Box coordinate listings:
══════════
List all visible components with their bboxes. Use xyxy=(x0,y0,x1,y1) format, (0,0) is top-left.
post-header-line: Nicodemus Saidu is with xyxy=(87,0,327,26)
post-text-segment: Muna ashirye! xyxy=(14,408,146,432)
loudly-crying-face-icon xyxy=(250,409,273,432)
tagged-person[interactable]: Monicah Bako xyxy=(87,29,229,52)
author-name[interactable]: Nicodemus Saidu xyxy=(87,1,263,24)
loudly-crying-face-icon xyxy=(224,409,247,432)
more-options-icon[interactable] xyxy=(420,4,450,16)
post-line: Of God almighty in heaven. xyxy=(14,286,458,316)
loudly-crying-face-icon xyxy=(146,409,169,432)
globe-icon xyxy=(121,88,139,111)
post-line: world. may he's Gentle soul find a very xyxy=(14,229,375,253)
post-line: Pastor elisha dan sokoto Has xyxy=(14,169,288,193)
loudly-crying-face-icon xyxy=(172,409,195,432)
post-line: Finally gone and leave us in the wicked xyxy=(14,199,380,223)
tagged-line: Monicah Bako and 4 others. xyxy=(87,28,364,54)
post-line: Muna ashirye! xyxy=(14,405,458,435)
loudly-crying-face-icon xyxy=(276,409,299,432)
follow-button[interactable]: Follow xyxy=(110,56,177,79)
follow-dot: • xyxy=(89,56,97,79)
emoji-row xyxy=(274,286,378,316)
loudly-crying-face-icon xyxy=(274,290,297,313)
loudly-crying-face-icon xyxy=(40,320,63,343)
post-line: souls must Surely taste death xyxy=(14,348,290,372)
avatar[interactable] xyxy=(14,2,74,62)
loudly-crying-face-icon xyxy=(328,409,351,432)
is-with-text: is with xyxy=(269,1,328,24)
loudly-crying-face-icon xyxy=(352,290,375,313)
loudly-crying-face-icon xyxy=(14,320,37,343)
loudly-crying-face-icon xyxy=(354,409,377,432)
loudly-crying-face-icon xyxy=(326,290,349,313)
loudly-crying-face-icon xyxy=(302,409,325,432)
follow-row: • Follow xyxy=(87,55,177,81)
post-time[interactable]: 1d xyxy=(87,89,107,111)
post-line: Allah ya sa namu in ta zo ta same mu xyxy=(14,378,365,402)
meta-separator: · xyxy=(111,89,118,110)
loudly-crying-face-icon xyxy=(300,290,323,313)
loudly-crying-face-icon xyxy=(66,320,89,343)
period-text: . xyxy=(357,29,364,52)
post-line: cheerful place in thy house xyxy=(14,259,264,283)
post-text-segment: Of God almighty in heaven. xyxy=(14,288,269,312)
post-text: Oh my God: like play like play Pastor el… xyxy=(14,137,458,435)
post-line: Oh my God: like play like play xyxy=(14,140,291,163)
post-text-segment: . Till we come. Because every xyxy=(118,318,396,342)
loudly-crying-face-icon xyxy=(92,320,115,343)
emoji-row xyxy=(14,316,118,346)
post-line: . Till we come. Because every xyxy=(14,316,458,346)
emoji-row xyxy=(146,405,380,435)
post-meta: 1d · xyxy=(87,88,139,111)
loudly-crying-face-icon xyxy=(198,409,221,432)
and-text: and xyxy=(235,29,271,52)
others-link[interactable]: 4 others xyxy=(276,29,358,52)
══════════
## Instruction
Reproduce verbatim the lines of the items above, from the first line through the line holding "loudly-crying-face-icon xyxy=(250,409,273,432)", with both ends included.

## Solution for this task
List all visible components with their bboxes. Use xyxy=(x0,y0,x1,y1) format, (0,0) is top-left.
post-header-line: Nicodemus Saidu is with xyxy=(87,0,327,26)
post-text-segment: Muna ashirye! xyxy=(14,408,146,432)
loudly-crying-face-icon xyxy=(250,409,273,432)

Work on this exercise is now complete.